EXERCISE BRIEF:
Copy out each line of the material in which the word "HeLa" appears.

EXERCISE INPUT:

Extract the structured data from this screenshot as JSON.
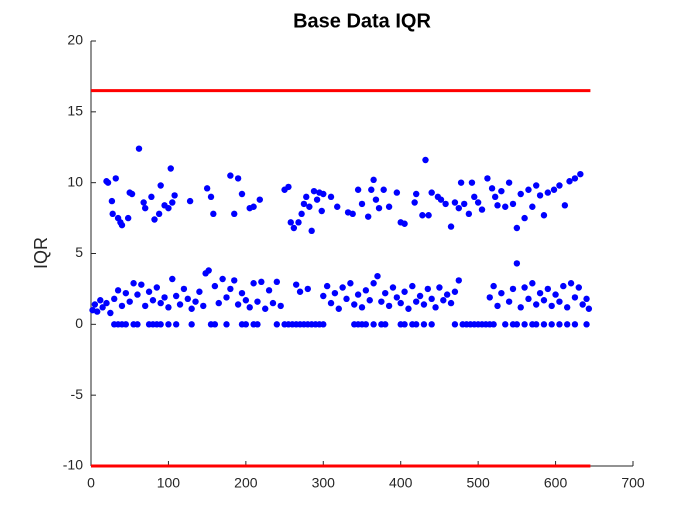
{
  "chart_data": {
    "type": "scatter",
    "title": "Base Data IQR",
    "ylabel": "IQR",
    "xlim": [
      0,
      700
    ],
    "ylim": [
      -10,
      20
    ],
    "xticks": [
      0,
      100,
      200,
      300,
      400,
      500,
      600,
      700
    ],
    "yticks": [
      -10,
      -5,
      0,
      5,
      10,
      15,
      20
    ],
    "points": {
      "color": "#0000ff",
      "x": [
        20,
        22,
        27,
        28,
        32,
        35,
        38,
        40,
        48,
        50,
        53,
        62,
        68,
        70,
        78,
        82,
        88,
        90,
        95,
        100,
        103,
        105,
        108,
        128,
        150,
        155,
        158,
        180,
        185,
        190,
        195,
        205,
        210,
        218,
        250,
        255,
        258,
        262,
        268,
        272,
        275,
        278,
        282,
        285,
        288,
        292,
        295,
        298,
        300,
        310,
        318,
        332,
        338,
        345,
        350,
        358,
        362,
        365,
        368,
        372,
        378,
        385,
        395,
        400,
        405,
        418,
        420,
        428,
        432,
        436,
        440,
        448,
        452,
        458,
        465,
        470,
        475,
        478,
        482,
        488,
        492,
        495,
        500,
        505,
        512,
        518,
        522,
        525,
        530,
        535,
        540,
        545,
        550,
        555,
        560,
        565,
        570,
        575,
        580,
        585,
        590,
        598,
        605,
        612,
        618,
        625,
        632,
        2,
        5,
        8,
        12,
        15,
        20,
        25,
        30,
        35,
        40,
        45,
        50,
        55,
        60,
        65,
        70,
        75,
        80,
        85,
        90,
        95,
        100,
        105,
        110,
        115,
        120,
        125,
        130,
        135,
        140,
        145,
        148,
        152,
        160,
        165,
        170,
        175,
        180,
        185,
        190,
        195,
        200,
        205,
        210,
        215,
        220,
        225,
        230,
        235,
        240,
        245,
        265,
        270,
        280,
        300,
        305,
        310,
        315,
        320,
        325,
        330,
        335,
        340,
        345,
        350,
        355,
        360,
        365,
        370,
        375,
        380,
        385,
        390,
        395,
        400,
        405,
        410,
        415,
        420,
        425,
        430,
        435,
        440,
        445,
        450,
        455,
        460,
        465,
        470,
        475,
        515,
        520,
        525,
        530,
        540,
        545,
        550,
        555,
        560,
        565,
        570,
        575,
        580,
        585,
        590,
        595,
        600,
        605,
        610,
        615,
        620,
        625,
        630,
        635,
        640,
        643,
        30,
        35,
        40,
        45,
        55,
        60,
        75,
        80,
        85,
        90,
        100,
        110,
        130,
        155,
        160,
        175,
        195,
        200,
        210,
        215,
        240,
        250,
        255,
        260,
        265,
        270,
        275,
        280,
        285,
        290,
        295,
        300,
        340,
        345,
        350,
        355,
        365,
        375,
        380,
        400,
        405,
        415,
        420,
        430,
        440,
        470,
        480,
        485,
        490,
        495,
        500,
        505,
        510,
        515,
        520,
        535,
        545,
        550,
        560,
        570,
        575,
        585,
        595,
        605,
        615,
        625,
        640
      ],
      "y": [
        10.1,
        10,
        8.7,
        7.8,
        10.3,
        7.5,
        7.2,
        7,
        7.5,
        9.3,
        9.2,
        12.4,
        8.6,
        8.2,
        9,
        7.4,
        7.8,
        9.8,
        8.4,
        8.2,
        11,
        8.6,
        9.1,
        8.7,
        9.6,
        9,
        7.8,
        10.5,
        7.8,
        10.3,
        9.2,
        8.2,
        8.3,
        8.8,
        9.5,
        9.7,
        7.2,
        6.8,
        7.2,
        7.8,
        8.5,
        9,
        8.3,
        6.6,
        9.4,
        8.8,
        9.3,
        8,
        9.2,
        9,
        8.3,
        7.9,
        7.8,
        9.5,
        8.5,
        7.6,
        9.5,
        10.2,
        8.8,
        8.2,
        9.5,
        8.3,
        9.3,
        7.2,
        7.1,
        8.6,
        9.2,
        7.7,
        11.6,
        7.7,
        9.3,
        9,
        8.8,
        8.5,
        6.9,
        8.6,
        8.2,
        10,
        8.5,
        7.8,
        10,
        9,
        8.6,
        8.1,
        10.3,
        9.6,
        9,
        8.4,
        9.4,
        8.3,
        10,
        8.5,
        6.8,
        9.2,
        7.5,
        9.5,
        8.3,
        9.8,
        9.1,
        7.7,
        9.3,
        9.5,
        9.8,
        8.4,
        10.1,
        10.3,
        10.6,
        1,
        1.4,
        0.9,
        1.7,
        1.2,
        1.5,
        0.8,
        1.8,
        2.4,
        1.3,
        2.2,
        1.6,
        2.9,
        2.1,
        2.8,
        1.3,
        2.3,
        1.7,
        2.6,
        1.5,
        1.9,
        1.2,
        3.2,
        2,
        1.4,
        2.5,
        1.8,
        1.1,
        1.6,
        2.3,
        1.3,
        3.6,
        3.8,
        2.7,
        1.5,
        3.2,
        1.9,
        2.5,
        3.1,
        1.4,
        2.2,
        1.7,
        1.2,
        2.9,
        1.6,
        3,
        1.1,
        2.4,
        1.5,
        3,
        1.3,
        2.8,
        2.3,
        2.5,
        2,
        2.7,
        1.5,
        2.2,
        1.1,
        2.6,
        1.8,
        2.9,
        1.4,
        2.1,
        1.2,
        2.4,
        1.7,
        2.9,
        3.4,
        1.6,
        2.2,
        1.3,
        2.6,
        1.9,
        1.5,
        2.3,
        1.1,
        2.7,
        1.6,
        2,
        1.4,
        2.5,
        1.8,
        1.2,
        2.6,
        1.7,
        2.1,
        1.5,
        2.3,
        3.1,
        1.9,
        2.7,
        1.3,
        2.2,
        1.6,
        2.5,
        4.3,
        1.2,
        2.6,
        1.8,
        2.9,
        1.4,
        2.2,
        1.7,
        2.5,
        1.3,
        2.1,
        1.6,
        2.7,
        1.2,
        2.9,
        1.9,
        2.6,
        1.4,
        1.8,
        1.1,
        0,
        0,
        0,
        0,
        0,
        0,
        0,
        0,
        0,
        0,
        0,
        0,
        0,
        0,
        0,
        0,
        0,
        0,
        0,
        0,
        0,
        0,
        0,
        0,
        0,
        0,
        0,
        0,
        0,
        0,
        0,
        0,
        0,
        0,
        0,
        0,
        0,
        0,
        0,
        0,
        0,
        0,
        0,
        0,
        0,
        0,
        0,
        0,
        0,
        0,
        0,
        0,
        0,
        0,
        0,
        0,
        0,
        0,
        0,
        0,
        0,
        0,
        0,
        0,
        0,
        0,
        0
      ]
    },
    "lines": [
      {
        "color": "#ff0000",
        "x": [
          0,
          645
        ],
        "y": [
          16.5,
          16.5
        ]
      },
      {
        "color": "#ff0000",
        "x": [
          0,
          645
        ],
        "y": [
          -10,
          -10
        ]
      }
    ]
  }
}
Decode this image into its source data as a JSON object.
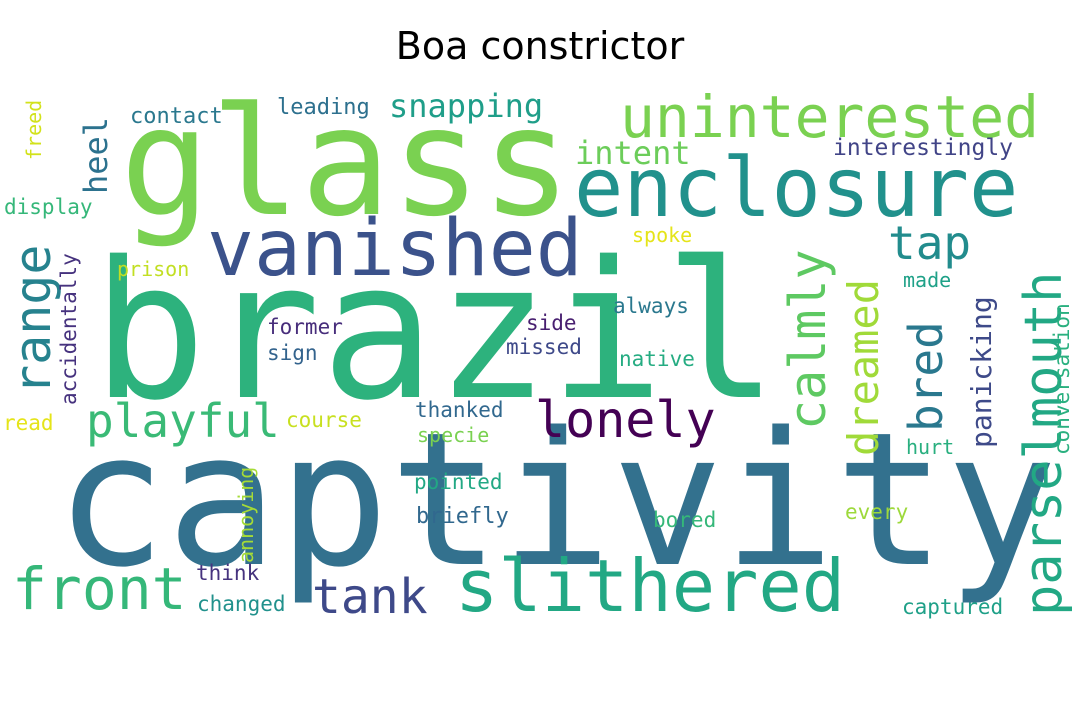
{
  "title": "Boa constrictor",
  "words": [
    {
      "text": "captivity",
      "color": "#33718e"
    },
    {
      "text": "brazil",
      "color": "#2db27d"
    },
    {
      "text": "glass",
      "color": "#7ad151"
    },
    {
      "text": "enclosure",
      "color": "#21918c"
    },
    {
      "text": "vanished",
      "color": "#3b528b"
    },
    {
      "text": "slithered",
      "color": "#22a884"
    },
    {
      "text": "uninterested",
      "color": "#7ad151"
    },
    {
      "text": "parselmouth",
      "color": "#22a884"
    },
    {
      "text": "range",
      "color": "#26828e"
    },
    {
      "text": "calmly",
      "color": "#5ec962"
    },
    {
      "text": "front",
      "color": "#35b779"
    },
    {
      "text": "lonely",
      "color": "#440154"
    },
    {
      "text": "playful",
      "color": "#3aba76"
    },
    {
      "text": "dreamed",
      "color": "#a0da39"
    },
    {
      "text": "tank",
      "color": "#3e4989"
    },
    {
      "text": "bred",
      "color": "#2a788e"
    },
    {
      "text": "tap",
      "color": "#228c8d"
    },
    {
      "text": "snapping",
      "color": "#1f9e89"
    },
    {
      "text": "intent",
      "color": "#6ccd5a"
    },
    {
      "text": "heel",
      "color": "#2c728e"
    },
    {
      "text": "panicking",
      "color": "#3e4a89"
    },
    {
      "text": "interestingly",
      "color": "#414487"
    },
    {
      "text": "leading",
      "color": "#2d708e"
    },
    {
      "text": "contact",
      "color": "#2a788e"
    },
    {
      "text": "accidentally",
      "color": "#46327e"
    },
    {
      "text": "display",
      "color": "#35b779"
    },
    {
      "text": "freed",
      "color": "#d2e21b"
    },
    {
      "text": "prison",
      "color": "#c2df23"
    },
    {
      "text": "spoke",
      "color": "#e5e419"
    },
    {
      "text": "always",
      "color": "#2a788e"
    },
    {
      "text": "made",
      "color": "#1fa188"
    },
    {
      "text": "conversation",
      "color": "#2ab07f"
    },
    {
      "text": "former",
      "color": "#472d7b"
    },
    {
      "text": "sign",
      "color": "#33638d"
    },
    {
      "text": "side",
      "color": "#481f70"
    },
    {
      "text": "missed",
      "color": "#3e4989"
    },
    {
      "text": "native",
      "color": "#25ac82"
    },
    {
      "text": "read",
      "color": "#e5e419"
    },
    {
      "text": "course",
      "color": "#c8e020"
    },
    {
      "text": "thanked",
      "color": "#31688e"
    },
    {
      "text": "specie",
      "color": "#7ad151"
    },
    {
      "text": "hurt",
      "color": "#29af7f"
    },
    {
      "text": "pointed",
      "color": "#22a884"
    },
    {
      "text": "briefly",
      "color": "#31688e"
    },
    {
      "text": "annoying",
      "color": "#a5db36"
    },
    {
      "text": "every",
      "color": "#9dd93b"
    },
    {
      "text": "bored",
      "color": "#35b779"
    },
    {
      "text": "think",
      "color": "#46337e"
    },
    {
      "text": "changed",
      "color": "#21918c"
    },
    {
      "text": "captured",
      "color": "#1fa088"
    }
  ]
}
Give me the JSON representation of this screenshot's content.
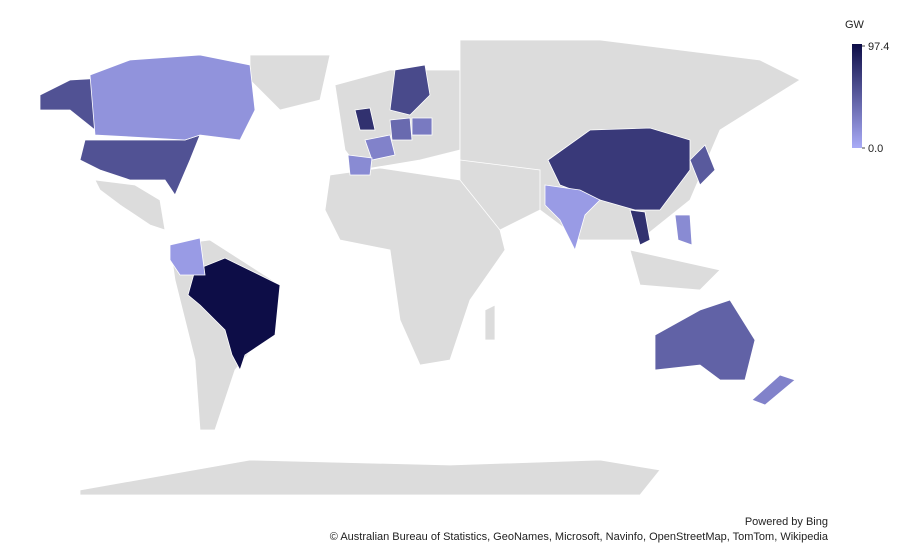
{
  "legend": {
    "title": "GW",
    "ticks": [
      {
        "value": 0,
        "label": "0.0"
      },
      97.4
    ]
  },
  "regions": {
    "values": [
      97.4,
      70,
      75,
      55,
      45,
      15,
      10,
      60,
      50,
      75,
      40,
      10,
      25,
      25,
      20,
      20,
      30
    ]
  },
  "footer": {
    "powered": "Powered by Bing",
    "attribution": "© Australian Bureau of Statistics, GeoNames, Microsoft, Navinfo, OpenStreetMap, TomTom, Wikipedia"
  }
}
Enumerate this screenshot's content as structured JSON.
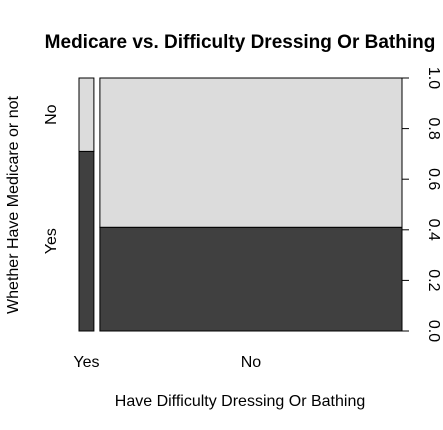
{
  "chart_data": {
    "type": "mosaic",
    "title": "Medicare vs. Difficulty Dressing Or Bathing",
    "xlabel": "Have Difficulty Dressing Or Bathing",
    "ylabel": "Whether Have Medicare or not",
    "x_categories": [
      "Yes",
      "No"
    ],
    "y_categories": [
      "Yes",
      "No"
    ],
    "x_widths": [
      0.047,
      0.953
    ],
    "columns": [
      {
        "x": "Yes",
        "proportions": {
          "Yes": 0.71,
          "No": 0.29
        }
      },
      {
        "x": "No",
        "proportions": {
          "Yes": 0.41,
          "No": 0.59
        }
      }
    ],
    "y_axis_ticks": [
      "0.0",
      "0.2",
      "0.4",
      "0.6",
      "0.8",
      "1.0"
    ],
    "y_axis_side": "right",
    "colors": {
      "Yes": "#404040",
      "No": "#dcdcdc"
    }
  }
}
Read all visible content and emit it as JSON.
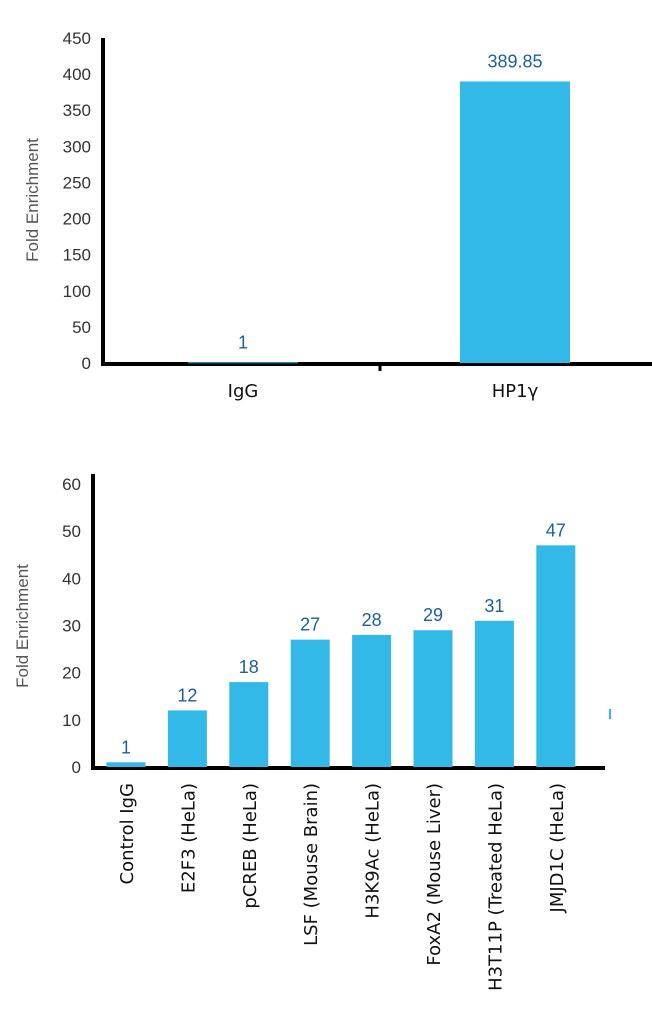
{
  "chart_data": [
    {
      "type": "bar",
      "categories": [
        "IgG",
        "HP1γ"
      ],
      "values": [
        1,
        389.85
      ],
      "data_labels": [
        "1",
        "389.85"
      ],
      "xlabel": "",
      "ylabel": "Fold Enrichment",
      "ylim": [
        0,
        450
      ],
      "yticks": [
        "0",
        "50",
        "100",
        "150",
        "200",
        "250",
        "300",
        "350",
        "400",
        "450"
      ],
      "grid": false,
      "colors": {
        "bar": "#33b9e8",
        "label": "#1f5f99",
        "axis": "#000000"
      }
    },
    {
      "type": "bar",
      "categories": [
        "Control IgG",
        "E2F3 (HeLa)",
        "pCREB (HeLa)",
        "LSF (Mouse Brain)",
        "H3K9Ac (HeLa)",
        "FoxA2 (Mouse Liver)",
        "H3T11P (Treated HeLa)",
        "JMJD1C (HeLa)"
      ],
      "values": [
        1,
        12,
        18,
        27,
        28,
        29,
        31,
        47
      ],
      "data_labels": [
        "1",
        "12",
        "18",
        "27",
        "28",
        "29",
        "31",
        "47"
      ],
      "xlabel": "",
      "ylabel": "Fold Enrichment",
      "ylim": [
        0,
        60
      ],
      "yticks": [
        "0",
        "10",
        "20",
        "30",
        "40",
        "50",
        "60"
      ],
      "grid": false,
      "colors": {
        "bar": "#33b9e8",
        "label": "#1f5f99",
        "axis": "#000000"
      }
    }
  ]
}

THE RESULT:
        "E2F3 (HeLa)",
        "pCREB (HeLa)",
        "H3K9Ac (HeLa)",
        "H3T11P (Treated HeLa)",
        "JMJD1C (HeLa)"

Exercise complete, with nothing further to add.